==== LISTING ====

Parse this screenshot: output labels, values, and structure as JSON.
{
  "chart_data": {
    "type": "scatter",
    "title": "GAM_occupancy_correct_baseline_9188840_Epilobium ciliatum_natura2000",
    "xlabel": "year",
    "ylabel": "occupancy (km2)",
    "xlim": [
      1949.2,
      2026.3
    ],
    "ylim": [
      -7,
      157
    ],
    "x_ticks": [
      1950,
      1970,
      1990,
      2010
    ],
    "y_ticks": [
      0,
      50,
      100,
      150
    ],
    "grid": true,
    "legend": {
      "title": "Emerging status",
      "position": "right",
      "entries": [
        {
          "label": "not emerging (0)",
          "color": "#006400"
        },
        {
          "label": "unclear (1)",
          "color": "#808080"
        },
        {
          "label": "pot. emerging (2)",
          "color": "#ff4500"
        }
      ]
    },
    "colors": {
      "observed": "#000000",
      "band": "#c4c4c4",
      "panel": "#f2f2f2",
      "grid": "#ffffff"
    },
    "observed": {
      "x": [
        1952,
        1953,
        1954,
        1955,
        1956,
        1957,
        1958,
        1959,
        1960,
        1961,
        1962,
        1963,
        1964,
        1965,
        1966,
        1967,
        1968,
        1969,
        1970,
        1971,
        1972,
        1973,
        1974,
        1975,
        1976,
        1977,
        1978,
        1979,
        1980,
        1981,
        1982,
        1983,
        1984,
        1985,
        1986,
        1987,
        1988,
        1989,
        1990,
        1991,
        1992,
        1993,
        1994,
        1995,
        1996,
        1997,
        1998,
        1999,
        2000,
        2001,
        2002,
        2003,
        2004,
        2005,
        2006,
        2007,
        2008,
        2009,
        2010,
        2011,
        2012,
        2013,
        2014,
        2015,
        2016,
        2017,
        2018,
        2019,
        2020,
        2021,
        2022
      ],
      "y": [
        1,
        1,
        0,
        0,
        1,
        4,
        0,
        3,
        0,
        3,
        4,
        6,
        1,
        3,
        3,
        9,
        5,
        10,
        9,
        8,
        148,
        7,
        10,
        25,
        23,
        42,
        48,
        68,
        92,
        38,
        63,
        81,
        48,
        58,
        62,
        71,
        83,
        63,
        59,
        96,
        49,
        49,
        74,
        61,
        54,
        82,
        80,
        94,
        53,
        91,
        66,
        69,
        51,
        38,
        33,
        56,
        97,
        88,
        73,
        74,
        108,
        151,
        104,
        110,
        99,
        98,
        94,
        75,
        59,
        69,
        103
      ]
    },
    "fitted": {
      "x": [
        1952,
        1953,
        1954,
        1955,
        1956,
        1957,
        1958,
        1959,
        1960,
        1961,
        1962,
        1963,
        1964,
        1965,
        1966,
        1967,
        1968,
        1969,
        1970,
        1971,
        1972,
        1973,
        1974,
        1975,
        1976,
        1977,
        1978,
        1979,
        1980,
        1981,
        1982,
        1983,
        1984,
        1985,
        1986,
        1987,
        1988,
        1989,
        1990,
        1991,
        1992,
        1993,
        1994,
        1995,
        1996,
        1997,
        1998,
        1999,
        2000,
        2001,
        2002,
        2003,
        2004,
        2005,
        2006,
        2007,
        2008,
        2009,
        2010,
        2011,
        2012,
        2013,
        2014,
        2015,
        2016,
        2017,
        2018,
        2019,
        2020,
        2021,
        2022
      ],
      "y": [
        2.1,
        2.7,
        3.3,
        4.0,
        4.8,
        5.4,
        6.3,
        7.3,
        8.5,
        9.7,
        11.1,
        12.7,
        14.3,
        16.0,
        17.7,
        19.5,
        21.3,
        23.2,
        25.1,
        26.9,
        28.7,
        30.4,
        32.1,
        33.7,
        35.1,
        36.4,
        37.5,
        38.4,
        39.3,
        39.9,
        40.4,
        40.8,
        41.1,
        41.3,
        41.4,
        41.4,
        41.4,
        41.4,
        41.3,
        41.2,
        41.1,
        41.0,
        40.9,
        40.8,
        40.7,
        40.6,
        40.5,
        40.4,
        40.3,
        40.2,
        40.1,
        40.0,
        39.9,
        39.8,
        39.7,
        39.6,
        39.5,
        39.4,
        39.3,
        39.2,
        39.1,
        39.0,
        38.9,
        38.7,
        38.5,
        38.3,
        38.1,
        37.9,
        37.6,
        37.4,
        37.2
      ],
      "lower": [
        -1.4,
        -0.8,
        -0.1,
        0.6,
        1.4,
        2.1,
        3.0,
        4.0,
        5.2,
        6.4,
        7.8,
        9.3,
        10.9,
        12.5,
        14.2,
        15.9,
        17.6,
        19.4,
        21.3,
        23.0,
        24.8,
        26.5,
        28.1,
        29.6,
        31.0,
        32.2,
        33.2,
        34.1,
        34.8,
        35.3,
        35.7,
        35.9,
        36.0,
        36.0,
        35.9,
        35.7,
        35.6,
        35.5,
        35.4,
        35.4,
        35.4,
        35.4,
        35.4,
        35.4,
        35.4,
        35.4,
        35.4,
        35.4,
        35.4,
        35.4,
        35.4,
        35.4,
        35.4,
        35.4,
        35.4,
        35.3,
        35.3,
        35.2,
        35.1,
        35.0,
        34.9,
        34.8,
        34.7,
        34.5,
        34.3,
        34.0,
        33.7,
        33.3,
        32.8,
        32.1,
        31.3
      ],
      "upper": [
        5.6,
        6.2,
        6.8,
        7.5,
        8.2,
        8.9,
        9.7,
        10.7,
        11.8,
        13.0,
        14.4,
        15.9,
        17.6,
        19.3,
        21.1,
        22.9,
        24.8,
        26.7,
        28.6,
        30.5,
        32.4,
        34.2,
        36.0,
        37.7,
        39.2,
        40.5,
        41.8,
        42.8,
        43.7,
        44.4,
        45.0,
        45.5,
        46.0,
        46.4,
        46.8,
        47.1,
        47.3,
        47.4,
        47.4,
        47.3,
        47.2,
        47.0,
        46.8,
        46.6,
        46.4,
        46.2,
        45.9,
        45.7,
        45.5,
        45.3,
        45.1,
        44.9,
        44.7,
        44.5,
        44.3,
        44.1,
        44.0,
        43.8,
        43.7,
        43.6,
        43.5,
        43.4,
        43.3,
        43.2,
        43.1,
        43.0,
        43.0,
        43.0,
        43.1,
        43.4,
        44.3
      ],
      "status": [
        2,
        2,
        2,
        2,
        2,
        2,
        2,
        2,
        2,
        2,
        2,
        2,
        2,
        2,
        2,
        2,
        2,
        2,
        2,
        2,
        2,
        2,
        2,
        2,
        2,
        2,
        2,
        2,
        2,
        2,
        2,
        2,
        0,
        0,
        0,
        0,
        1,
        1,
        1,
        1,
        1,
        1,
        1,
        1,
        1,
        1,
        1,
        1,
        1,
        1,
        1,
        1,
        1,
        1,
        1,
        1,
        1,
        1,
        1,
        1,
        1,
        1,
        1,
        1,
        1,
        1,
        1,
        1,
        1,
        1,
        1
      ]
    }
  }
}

====

**WHAT IS EXPECTED**. Every line of the material must be returned exactly as it appears.

**ANSWER TO THE PROBLEM**.
Parse this screenshot: output labels, values, and structure as JSON.
{
  "chart_data": {
    "type": "scatter",
    "title": "GAM_occupancy_correct_baseline_9188840_Epilobium ciliatum_natura2000",
    "xlabel": "year",
    "ylabel": "occupancy (km2)",
    "xlim": [
      1949.2,
      2026.3
    ],
    "ylim": [
      -7,
      157
    ],
    "x_ticks": [
      1950,
      1970,
      1990,
      2010
    ],
    "y_ticks": [
      0,
      50,
      100,
      150
    ],
    "grid": true,
    "legend": {
      "title": "Emerging status",
      "position": "right",
      "entries": [
        {
          "label": "not emerging (0)",
          "color": "#006400"
        },
        {
          "label": "unclear (1)",
          "color": "#808080"
        },
        {
          "label": "pot. emerging (2)",
          "color": "#ff4500"
        }
      ]
    },
    "colors": {
      "observed": "#000000",
      "band": "#c4c4c4",
      "panel": "#f2f2f2",
      "grid": "#ffffff"
    },
    "observed": {
      "x": [
        1952,
        1953,
        1954,
        1955,
        1956,
        1957,
        1958,
        1959,
        1960,
        1961,
        1962,
        1963,
        1964,
        1965,
        1966,
        1967,
        1968,
        1969,
        1970,
        1971,
        1972,
        1973,
        1974,
        1975,
        1976,
        1977,
        1978,
        1979,
        1980,
        1981,
        1982,
        1983,
        1984,
        1985,
        1986,
        1987,
        1988,
        1989,
        1990,
        1991,
        1992,
        1993,
        1994,
        1995,
        1996,
        1997,
        1998,
        1999,
        2000,
        2001,
        2002,
        2003,
        2004,
        2005,
        2006,
        2007,
        2008,
        2009,
        2010,
        2011,
        2012,
        2013,
        2014,
        2015,
        2016,
        2017,
        2018,
        2019,
        2020,
        2021,
        2022
      ],
      "y": [
        1,
        1,
        0,
        0,
        1,
        4,
        0,
        3,
        0,
        3,
        4,
        6,
        1,
        3,
        3,
        9,
        5,
        10,
        9,
        8,
        148,
        7,
        10,
        25,
        23,
        42,
        48,
        68,
        92,
        38,
        63,
        81,
        48,
        58,
        62,
        71,
        83,
        63,
        59,
        96,
        49,
        49,
        74,
        61,
        54,
        82,
        80,
        94,
        53,
        91,
        66,
        69,
        51,
        38,
        33,
        56,
        97,
        88,
        73,
        74,
        108,
        151,
        104,
        110,
        99,
        98,
        94,
        75,
        59,
        69,
        103
      ]
    },
    "fitted": {
      "x": [
        1952,
        1953,
        1954,
        1955,
        1956,
        1957,
        1958,
        1959,
        1960,
        1961,
        1962,
        1963,
        1964,
        1965,
        1966,
        1967,
        1968,
        1969,
        1970,
        1971,
        1972,
        1973,
        1974,
        1975,
        1976,
        1977,
        1978,
        1979,
        1980,
        1981,
        1982,
        1983,
        1984,
        1985,
        1986,
        1987,
        1988,
        1989,
        1990,
        1991,
        1992,
        1993,
        1994,
        1995,
        1996,
        1997,
        1998,
        1999,
        2000,
        2001,
        2002,
        2003,
        2004,
        2005,
        2006,
        2007,
        2008,
        2009,
        2010,
        2011,
        2012,
        2013,
        2014,
        2015,
        2016,
        2017,
        2018,
        2019,
        2020,
        2021,
        2022
      ],
      "y": [
        2.1,
        2.7,
        3.3,
        4.0,
        4.8,
        5.4,
        6.3,
        7.3,
        8.5,
        9.7,
        11.1,
        12.7,
        14.3,
        16.0,
        17.7,
        19.5,
        21.3,
        23.2,
        25.1,
        26.9,
        28.7,
        30.4,
        32.1,
        33.7,
        35.1,
        36.4,
        37.5,
        38.4,
        39.3,
        39.9,
        40.4,
        40.8,
        41.1,
        41.3,
        41.4,
        41.4,
        41.4,
        41.4,
        41.3,
        41.2,
        41.1,
        41.0,
        40.9,
        40.8,
        40.7,
        40.6,
        40.5,
        40.4,
        40.3,
        40.2,
        40.1,
        40.0,
        39.9,
        39.8,
        39.7,
        39.6,
        39.5,
        39.4,
        39.3,
        39.2,
        39.1,
        39.0,
        38.9,
        38.7,
        38.5,
        38.3,
        38.1,
        37.9,
        37.6,
        37.4,
        37.2
      ],
      "lower": [
        -1.4,
        -0.8,
        -0.1,
        0.6,
        1.4,
        2.1,
        3.0,
        4.0,
        5.2,
        6.4,
        7.8,
        9.3,
        10.9,
        12.5,
        14.2,
        15.9,
        17.6,
        19.4,
        21.3,
        23.0,
        24.8,
        26.5,
        28.1,
        29.6,
        31.0,
        32.2,
        33.2,
        34.1,
        34.8,
        35.3,
        35.7,
        35.9,
        36.0,
        36.0,
        35.9,
        35.7,
        35.6,
        35.5,
        35.4,
        35.4,
        35.4,
        35.4,
        35.4,
        35.4,
        35.4,
        35.4,
        35.4,
        35.4,
        35.4,
        35.4,
        35.4,
        35.4,
        35.4,
        35.4,
        35.4,
        35.3,
        35.3,
        35.2,
        35.1,
        35.0,
        34.9,
        34.8,
        34.7,
        34.5,
        34.3,
        34.0,
        33.7,
        33.3,
        32.8,
        32.1,
        31.3
      ],
      "upper": [
        5.6,
        6.2,
        6.8,
        7.5,
        8.2,
        8.9,
        9.7,
        10.7,
        11.8,
        13.0,
        14.4,
        15.9,
        17.6,
        19.3,
        21.1,
        22.9,
        24.8,
        26.7,
        28.6,
        30.5,
        32.4,
        34.2,
        36.0,
        37.7,
        39.2,
        40.5,
        41.8,
        42.8,
        43.7,
        44.4,
        45.0,
        45.5,
        46.0,
        46.4,
        46.8,
        47.1,
        47.3,
        47.4,
        47.4,
        47.3,
        47.2,
        47.0,
        46.8,
        46.6,
        46.4,
        46.2,
        45.9,
        45.7,
        45.5,
        45.3,
        45.1,
        44.9,
        44.7,
        44.5,
        44.3,
        44.1,
        44.0,
        43.8,
        43.7,
        43.6,
        43.5,
        43.4,
        43.3,
        43.2,
        43.1,
        43.0,
        43.0,
        43.0,
        43.1,
        43.4,
        44.3
      ],
      "status": [
        2,
        2,
        2,
        2,
        2,
        2,
        2,
        2,
        2,
        2,
        2,
        2,
        2,
        2,
        2,
        2,
        2,
        2,
        2,
        2,
        2,
        2,
        2,
        2,
        2,
        2,
        2,
        2,
        2,
        2,
        2,
        2,
        0,
        0,
        0,
        0,
        1,
        1,
        1,
        1,
        1,
        1,
        1,
        1,
        1,
        1,
        1,
        1,
        1,
        1,
        1,
        1,
        1,
        1,
        1,
        1,
        1,
        1,
        1,
        1,
        1,
        1,
        1,
        1,
        1,
        1,
        1,
        1,
        1,
        1,
        1
      ]
    }
  }
}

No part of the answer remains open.